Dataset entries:
- - - - -
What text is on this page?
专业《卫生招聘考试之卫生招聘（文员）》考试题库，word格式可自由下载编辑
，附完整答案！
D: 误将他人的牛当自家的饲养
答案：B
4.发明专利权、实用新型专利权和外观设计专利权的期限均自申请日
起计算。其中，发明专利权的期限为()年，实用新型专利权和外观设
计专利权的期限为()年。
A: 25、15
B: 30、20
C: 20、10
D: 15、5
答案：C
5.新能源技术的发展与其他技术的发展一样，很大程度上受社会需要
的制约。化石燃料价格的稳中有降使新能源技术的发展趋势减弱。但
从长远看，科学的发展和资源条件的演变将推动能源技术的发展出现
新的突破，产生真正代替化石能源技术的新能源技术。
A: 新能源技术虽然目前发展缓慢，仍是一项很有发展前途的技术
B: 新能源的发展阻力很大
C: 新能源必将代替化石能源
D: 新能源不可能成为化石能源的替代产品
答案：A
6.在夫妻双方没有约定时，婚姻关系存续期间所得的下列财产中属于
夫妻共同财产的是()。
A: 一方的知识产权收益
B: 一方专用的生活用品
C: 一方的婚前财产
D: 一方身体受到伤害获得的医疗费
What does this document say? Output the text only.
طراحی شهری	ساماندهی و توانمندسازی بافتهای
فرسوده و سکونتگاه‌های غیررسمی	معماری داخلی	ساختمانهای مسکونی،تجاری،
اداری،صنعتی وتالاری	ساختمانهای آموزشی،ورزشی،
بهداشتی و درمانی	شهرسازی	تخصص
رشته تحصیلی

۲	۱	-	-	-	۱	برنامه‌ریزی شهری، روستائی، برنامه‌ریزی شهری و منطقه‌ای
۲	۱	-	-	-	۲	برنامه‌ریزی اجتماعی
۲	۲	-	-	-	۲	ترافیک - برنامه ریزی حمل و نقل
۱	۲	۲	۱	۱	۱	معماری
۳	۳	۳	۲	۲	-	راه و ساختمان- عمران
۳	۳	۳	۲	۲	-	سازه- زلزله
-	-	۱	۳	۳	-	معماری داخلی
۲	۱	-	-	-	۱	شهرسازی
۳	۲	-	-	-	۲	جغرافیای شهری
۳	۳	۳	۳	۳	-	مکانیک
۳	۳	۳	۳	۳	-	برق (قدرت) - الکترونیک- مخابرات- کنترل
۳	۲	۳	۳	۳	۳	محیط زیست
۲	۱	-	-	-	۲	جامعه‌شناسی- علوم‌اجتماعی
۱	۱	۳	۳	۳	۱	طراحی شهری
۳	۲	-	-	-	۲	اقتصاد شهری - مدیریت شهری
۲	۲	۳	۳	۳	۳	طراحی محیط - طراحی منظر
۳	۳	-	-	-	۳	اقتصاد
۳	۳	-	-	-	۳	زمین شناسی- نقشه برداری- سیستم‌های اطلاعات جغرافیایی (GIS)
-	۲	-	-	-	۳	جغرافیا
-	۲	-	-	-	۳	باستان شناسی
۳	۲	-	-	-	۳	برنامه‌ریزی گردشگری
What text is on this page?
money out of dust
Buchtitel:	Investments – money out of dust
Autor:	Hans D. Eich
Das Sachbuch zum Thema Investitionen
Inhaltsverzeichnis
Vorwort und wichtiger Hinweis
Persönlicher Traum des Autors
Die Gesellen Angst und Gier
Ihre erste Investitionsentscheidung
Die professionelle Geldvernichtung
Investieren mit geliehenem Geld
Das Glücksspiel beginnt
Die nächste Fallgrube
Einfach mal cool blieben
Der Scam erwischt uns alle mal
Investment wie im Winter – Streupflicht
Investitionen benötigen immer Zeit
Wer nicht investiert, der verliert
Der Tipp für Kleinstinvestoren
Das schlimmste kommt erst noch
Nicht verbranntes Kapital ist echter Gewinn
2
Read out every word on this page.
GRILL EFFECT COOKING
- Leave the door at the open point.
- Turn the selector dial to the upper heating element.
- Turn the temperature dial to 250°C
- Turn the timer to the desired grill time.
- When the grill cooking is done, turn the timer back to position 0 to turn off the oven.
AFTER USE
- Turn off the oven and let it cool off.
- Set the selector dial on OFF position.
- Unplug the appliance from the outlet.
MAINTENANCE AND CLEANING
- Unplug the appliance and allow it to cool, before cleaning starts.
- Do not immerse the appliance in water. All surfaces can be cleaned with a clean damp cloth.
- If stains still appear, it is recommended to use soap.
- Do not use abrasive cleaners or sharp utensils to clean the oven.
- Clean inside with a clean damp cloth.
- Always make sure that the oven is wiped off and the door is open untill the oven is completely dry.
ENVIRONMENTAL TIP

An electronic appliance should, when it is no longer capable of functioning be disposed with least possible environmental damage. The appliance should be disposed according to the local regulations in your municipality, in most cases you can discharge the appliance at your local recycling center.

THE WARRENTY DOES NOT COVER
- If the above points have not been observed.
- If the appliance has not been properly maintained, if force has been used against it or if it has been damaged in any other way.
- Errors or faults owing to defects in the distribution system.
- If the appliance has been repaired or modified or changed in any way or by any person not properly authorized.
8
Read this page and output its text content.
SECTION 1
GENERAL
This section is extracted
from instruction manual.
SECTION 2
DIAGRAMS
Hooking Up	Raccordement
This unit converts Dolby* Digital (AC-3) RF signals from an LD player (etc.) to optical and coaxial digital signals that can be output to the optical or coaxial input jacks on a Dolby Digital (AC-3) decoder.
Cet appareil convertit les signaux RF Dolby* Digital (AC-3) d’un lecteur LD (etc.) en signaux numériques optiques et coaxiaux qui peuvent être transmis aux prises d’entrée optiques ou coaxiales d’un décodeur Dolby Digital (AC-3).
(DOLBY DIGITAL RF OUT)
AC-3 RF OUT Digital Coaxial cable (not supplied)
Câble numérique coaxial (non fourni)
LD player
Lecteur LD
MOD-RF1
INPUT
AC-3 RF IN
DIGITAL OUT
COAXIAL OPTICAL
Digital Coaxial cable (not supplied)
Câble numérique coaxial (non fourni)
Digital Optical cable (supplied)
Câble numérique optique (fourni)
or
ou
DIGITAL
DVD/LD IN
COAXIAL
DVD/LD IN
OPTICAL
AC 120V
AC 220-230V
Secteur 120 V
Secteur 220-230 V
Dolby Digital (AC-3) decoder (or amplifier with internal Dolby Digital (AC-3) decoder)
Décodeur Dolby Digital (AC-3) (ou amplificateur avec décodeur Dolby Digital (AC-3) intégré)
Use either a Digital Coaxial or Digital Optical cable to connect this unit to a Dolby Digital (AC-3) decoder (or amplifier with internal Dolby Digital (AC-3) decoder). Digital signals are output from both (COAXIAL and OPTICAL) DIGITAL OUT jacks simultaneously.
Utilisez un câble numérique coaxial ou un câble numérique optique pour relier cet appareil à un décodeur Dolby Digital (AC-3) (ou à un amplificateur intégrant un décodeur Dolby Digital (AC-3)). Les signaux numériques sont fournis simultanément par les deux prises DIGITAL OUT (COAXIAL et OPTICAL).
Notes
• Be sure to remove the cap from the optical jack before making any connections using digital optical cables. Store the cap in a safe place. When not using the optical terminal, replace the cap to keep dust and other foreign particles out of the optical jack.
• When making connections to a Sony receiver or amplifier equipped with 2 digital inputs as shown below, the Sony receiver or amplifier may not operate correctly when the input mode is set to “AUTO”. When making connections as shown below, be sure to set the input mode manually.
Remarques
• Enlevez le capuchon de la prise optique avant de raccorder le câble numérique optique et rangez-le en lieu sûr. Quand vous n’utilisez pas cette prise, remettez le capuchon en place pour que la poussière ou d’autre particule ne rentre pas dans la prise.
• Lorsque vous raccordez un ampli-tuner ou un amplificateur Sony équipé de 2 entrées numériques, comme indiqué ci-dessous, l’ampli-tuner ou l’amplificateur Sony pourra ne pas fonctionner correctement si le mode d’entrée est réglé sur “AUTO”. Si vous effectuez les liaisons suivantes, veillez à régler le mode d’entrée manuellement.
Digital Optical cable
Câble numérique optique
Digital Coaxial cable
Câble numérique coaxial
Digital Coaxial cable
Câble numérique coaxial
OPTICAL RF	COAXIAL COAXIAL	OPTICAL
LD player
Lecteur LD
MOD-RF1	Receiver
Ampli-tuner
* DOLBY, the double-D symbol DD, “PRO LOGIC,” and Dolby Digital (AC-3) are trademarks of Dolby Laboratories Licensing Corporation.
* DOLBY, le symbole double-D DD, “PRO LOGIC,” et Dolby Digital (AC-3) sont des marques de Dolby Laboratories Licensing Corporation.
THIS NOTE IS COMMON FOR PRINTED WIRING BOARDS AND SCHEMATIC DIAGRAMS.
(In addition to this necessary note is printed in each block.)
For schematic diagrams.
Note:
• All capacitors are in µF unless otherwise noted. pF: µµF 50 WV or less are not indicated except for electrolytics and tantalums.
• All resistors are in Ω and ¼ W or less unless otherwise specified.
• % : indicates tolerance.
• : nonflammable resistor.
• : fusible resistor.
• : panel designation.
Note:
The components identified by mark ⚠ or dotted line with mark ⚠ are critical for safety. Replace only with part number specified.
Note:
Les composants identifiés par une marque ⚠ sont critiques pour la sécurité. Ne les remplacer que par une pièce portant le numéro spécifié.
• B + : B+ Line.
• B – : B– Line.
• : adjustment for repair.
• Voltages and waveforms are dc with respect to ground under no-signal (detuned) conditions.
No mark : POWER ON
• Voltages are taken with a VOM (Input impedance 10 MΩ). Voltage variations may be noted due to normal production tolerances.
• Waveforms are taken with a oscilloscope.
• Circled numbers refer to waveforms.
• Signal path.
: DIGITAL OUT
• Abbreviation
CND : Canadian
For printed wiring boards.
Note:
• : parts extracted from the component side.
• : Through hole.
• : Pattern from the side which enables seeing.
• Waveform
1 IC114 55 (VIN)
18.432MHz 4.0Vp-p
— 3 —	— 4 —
- - - - -
GIVEN PROBLEM — Count every line in the listing above that holds "door", then report only the count.

TASK RESPONSE — 2